= Problem details =
Copy out each line of the data holding "like".

= Records =
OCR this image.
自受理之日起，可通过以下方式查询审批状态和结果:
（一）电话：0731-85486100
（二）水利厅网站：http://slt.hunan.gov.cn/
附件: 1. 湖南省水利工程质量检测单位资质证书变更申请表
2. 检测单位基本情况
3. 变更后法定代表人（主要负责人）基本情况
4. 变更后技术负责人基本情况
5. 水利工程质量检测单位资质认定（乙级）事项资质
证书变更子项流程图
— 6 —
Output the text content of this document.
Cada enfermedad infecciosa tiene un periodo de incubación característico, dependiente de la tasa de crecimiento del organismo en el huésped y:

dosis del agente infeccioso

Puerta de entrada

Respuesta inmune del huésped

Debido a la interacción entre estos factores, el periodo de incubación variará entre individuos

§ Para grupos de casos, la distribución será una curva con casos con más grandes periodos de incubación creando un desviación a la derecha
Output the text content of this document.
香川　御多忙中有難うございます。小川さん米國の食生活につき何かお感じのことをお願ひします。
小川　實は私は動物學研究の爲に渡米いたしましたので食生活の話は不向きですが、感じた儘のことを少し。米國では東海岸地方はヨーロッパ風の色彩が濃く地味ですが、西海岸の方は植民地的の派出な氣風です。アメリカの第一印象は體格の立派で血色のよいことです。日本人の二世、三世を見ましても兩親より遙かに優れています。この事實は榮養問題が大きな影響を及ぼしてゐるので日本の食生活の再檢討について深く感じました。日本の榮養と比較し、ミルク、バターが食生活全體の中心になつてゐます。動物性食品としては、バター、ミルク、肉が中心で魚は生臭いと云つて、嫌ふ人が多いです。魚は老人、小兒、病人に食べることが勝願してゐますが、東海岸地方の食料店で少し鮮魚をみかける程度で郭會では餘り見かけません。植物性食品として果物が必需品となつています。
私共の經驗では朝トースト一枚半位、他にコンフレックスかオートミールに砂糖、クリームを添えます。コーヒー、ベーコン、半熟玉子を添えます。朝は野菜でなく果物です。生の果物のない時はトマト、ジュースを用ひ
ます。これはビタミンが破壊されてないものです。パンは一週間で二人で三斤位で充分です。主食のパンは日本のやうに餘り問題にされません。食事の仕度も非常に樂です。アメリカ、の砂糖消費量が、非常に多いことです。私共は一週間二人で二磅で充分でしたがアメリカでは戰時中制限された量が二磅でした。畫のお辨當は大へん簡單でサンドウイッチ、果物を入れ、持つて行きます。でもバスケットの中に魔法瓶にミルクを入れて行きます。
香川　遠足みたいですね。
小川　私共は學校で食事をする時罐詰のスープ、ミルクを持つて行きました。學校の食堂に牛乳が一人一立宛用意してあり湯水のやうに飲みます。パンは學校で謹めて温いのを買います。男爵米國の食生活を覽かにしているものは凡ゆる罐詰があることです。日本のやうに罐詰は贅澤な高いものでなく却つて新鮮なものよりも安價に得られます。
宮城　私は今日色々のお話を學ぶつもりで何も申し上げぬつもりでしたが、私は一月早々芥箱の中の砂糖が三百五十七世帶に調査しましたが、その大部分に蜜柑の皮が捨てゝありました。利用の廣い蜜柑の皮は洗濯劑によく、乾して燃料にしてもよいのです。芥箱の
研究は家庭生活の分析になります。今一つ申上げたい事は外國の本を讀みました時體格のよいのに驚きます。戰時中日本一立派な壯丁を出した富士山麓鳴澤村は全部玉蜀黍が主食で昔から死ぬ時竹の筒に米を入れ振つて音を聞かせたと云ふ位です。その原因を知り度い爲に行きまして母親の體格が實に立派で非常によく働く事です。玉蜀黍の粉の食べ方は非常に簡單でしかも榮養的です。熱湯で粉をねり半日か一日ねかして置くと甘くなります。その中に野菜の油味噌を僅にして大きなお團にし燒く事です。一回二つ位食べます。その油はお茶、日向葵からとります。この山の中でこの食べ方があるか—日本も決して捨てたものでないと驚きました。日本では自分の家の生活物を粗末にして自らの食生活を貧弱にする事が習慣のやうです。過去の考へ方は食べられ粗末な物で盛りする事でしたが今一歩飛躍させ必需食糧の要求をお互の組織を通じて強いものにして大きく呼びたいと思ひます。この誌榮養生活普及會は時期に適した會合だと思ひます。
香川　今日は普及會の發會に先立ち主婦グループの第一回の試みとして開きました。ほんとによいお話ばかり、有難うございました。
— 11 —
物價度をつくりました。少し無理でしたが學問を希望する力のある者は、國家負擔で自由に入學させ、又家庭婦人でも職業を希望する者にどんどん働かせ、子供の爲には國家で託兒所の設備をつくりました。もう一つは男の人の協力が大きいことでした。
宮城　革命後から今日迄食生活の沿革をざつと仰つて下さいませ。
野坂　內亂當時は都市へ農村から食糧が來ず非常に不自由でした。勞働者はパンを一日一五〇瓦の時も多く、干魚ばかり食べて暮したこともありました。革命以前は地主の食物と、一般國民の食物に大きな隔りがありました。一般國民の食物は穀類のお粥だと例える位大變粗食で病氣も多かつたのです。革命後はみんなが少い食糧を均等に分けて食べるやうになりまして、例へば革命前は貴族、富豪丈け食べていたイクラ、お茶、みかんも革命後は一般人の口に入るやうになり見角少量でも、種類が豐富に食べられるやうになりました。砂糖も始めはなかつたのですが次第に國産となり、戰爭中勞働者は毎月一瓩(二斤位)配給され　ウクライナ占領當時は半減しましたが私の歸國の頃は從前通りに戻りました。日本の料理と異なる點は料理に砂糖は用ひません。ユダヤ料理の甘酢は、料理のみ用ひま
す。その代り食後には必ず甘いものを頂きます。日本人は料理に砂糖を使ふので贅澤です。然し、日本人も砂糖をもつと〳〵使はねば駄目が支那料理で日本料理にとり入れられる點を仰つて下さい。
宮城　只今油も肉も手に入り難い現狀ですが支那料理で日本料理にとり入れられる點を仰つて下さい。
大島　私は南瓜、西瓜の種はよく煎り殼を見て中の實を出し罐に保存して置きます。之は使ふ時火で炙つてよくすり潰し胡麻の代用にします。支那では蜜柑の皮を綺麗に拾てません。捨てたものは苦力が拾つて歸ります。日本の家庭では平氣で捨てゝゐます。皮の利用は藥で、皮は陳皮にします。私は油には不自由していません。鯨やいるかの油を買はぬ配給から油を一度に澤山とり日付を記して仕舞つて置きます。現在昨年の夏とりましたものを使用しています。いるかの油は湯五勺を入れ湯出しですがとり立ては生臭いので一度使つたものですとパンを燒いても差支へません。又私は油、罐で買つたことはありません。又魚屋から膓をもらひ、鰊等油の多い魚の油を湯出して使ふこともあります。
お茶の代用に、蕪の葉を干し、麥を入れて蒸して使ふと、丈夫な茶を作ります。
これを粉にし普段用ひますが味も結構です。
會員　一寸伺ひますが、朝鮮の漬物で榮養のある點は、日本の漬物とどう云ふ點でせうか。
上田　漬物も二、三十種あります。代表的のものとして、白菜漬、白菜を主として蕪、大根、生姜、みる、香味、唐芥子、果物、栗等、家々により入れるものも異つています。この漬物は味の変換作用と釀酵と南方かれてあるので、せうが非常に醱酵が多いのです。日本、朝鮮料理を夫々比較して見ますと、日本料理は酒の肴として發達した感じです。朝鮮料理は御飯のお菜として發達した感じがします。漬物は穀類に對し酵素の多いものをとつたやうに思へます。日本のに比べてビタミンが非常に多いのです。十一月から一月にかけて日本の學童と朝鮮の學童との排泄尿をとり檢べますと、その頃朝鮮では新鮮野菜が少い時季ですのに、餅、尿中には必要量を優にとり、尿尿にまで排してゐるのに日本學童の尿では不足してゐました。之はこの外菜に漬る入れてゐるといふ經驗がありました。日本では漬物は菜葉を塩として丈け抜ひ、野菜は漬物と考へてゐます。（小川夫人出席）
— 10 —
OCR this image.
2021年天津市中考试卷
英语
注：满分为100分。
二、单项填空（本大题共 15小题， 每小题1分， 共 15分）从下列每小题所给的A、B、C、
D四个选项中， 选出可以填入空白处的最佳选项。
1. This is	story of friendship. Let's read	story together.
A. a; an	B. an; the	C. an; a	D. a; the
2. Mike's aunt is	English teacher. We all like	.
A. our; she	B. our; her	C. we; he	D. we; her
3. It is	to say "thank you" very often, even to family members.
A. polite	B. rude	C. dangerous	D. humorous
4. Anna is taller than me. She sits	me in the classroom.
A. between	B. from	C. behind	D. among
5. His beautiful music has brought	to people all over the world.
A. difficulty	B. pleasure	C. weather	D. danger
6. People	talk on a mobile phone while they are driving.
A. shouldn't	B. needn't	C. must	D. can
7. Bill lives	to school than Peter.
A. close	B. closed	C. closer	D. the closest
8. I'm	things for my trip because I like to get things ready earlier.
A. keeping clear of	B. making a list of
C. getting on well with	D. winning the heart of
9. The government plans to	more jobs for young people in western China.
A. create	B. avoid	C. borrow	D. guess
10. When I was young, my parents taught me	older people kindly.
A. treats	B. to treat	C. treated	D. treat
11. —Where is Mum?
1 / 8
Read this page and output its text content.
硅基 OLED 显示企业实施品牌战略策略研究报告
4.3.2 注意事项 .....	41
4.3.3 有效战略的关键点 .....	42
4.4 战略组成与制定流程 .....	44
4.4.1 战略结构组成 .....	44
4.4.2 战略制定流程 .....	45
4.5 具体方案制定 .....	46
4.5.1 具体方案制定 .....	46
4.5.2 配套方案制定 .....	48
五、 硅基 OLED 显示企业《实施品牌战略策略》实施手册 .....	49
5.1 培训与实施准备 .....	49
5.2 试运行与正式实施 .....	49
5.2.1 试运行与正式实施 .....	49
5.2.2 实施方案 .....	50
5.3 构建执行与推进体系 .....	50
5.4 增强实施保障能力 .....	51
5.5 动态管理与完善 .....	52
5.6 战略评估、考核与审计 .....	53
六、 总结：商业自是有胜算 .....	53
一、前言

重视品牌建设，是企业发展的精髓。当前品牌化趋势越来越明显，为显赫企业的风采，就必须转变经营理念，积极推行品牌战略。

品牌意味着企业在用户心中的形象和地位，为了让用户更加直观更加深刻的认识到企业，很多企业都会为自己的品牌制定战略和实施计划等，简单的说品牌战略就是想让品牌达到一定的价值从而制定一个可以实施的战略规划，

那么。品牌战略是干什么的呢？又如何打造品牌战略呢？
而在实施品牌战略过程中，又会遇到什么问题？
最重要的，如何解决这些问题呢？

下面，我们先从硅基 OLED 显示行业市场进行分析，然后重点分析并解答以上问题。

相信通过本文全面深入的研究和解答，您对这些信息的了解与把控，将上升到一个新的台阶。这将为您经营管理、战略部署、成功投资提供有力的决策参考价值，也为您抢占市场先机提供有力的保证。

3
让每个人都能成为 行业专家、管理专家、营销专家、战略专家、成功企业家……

= Solution for this problem =
2. Mike's aunt is	English teacher. We all like	.
8. I'm	things for my trip because I like to get things ready earlier.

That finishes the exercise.